» WHAT YOU HAVE TO DO
Look through the material below for "outside". Copy every line that contains it.

» EXCERPTED DATA
"""

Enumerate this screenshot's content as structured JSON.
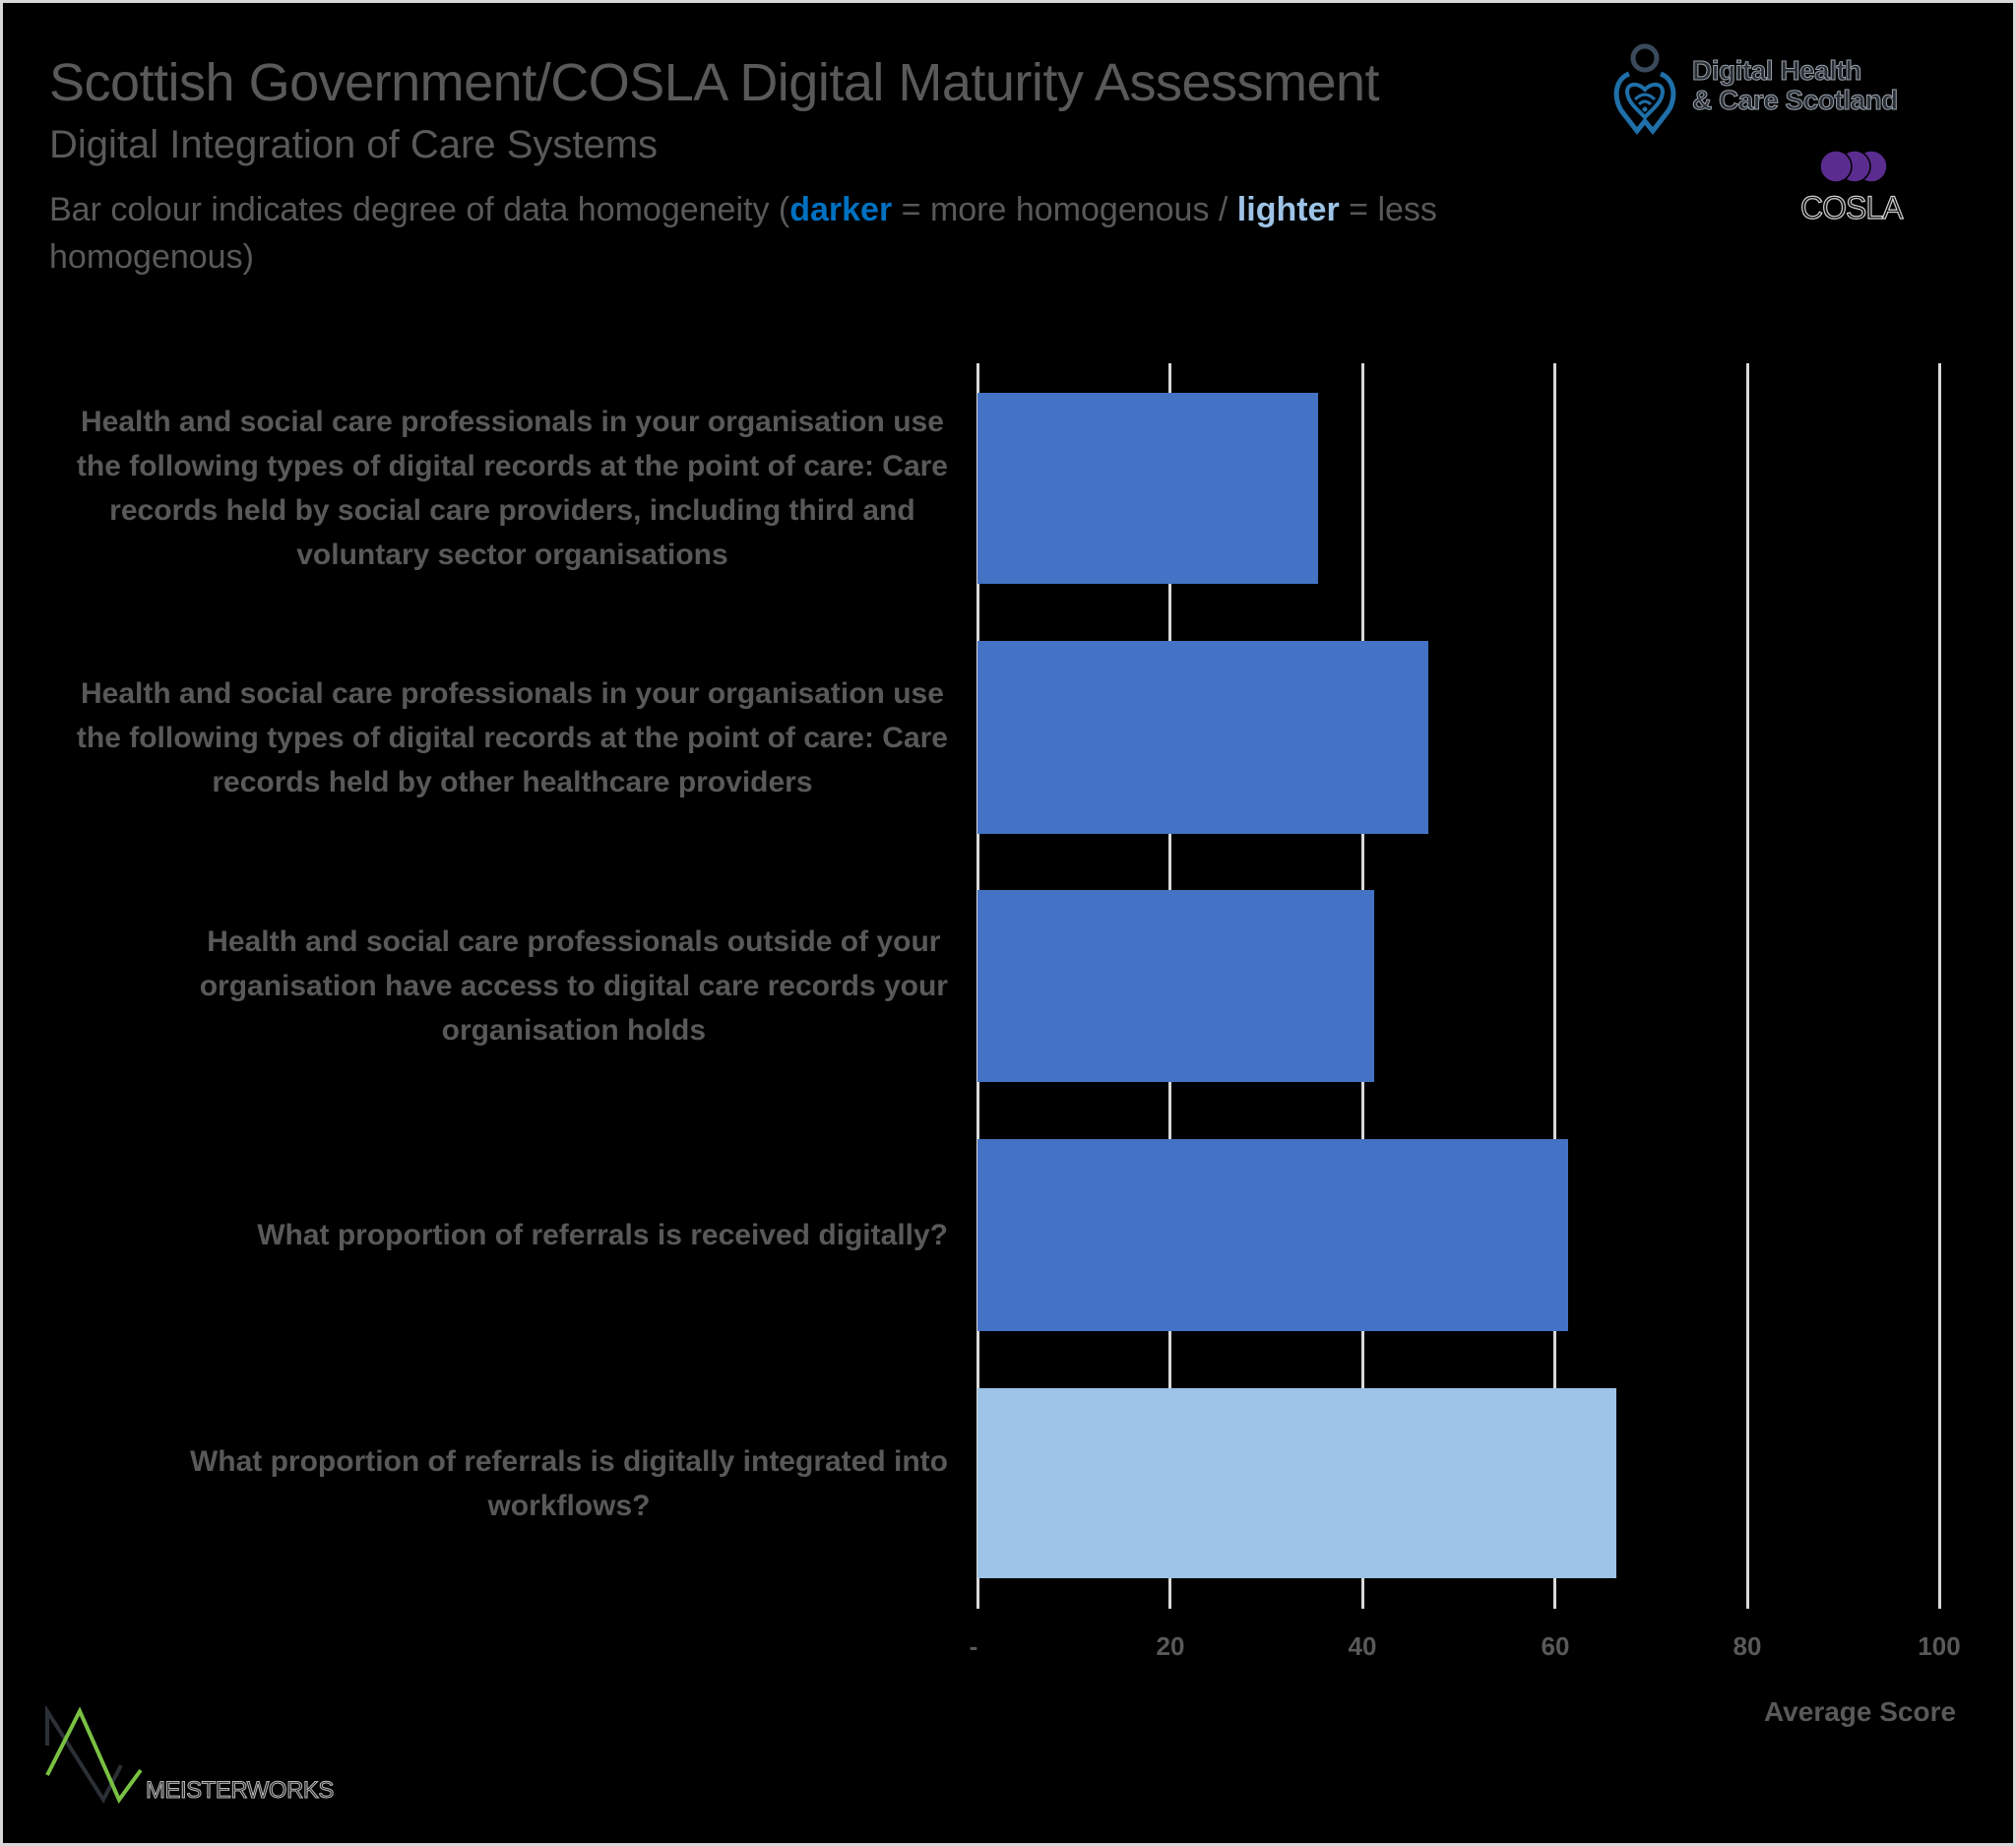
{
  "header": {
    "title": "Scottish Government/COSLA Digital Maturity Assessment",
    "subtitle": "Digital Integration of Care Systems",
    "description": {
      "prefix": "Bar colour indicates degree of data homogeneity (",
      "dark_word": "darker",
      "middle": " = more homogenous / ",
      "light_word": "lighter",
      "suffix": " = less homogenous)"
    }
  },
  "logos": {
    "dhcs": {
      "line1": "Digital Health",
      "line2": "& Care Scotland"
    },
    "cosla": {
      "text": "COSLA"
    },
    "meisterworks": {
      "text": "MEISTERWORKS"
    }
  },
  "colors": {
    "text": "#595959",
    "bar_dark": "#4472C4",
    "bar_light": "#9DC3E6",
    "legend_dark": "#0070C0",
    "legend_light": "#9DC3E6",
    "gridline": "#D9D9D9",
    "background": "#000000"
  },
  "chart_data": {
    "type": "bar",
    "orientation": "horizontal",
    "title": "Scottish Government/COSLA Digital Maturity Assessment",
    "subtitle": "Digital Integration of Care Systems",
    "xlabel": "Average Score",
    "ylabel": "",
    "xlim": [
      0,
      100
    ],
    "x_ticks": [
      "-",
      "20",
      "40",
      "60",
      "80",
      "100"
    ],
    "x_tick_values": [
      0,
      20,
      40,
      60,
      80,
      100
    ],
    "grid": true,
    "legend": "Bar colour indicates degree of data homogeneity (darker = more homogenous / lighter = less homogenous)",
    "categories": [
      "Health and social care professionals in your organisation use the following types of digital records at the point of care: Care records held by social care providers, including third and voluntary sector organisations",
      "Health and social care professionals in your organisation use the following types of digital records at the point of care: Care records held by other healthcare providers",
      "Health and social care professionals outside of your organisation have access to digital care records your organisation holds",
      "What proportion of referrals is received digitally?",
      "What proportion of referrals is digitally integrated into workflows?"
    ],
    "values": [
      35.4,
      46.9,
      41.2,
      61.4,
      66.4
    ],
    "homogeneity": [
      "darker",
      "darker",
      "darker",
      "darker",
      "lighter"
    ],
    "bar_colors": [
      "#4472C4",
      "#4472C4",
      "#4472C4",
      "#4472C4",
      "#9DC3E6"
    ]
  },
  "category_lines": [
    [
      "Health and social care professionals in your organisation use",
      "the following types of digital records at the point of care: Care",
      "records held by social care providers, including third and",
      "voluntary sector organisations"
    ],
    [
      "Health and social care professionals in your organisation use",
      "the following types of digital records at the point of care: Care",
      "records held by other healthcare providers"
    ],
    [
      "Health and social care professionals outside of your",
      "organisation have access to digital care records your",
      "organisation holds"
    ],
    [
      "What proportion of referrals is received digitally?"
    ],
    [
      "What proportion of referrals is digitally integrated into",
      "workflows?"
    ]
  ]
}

"""

» THE COMPLETED TASK
      "Health and social care professionals outside of your organisation have access to digital care records your organisation holds",
      "Health and social care professionals outside of your",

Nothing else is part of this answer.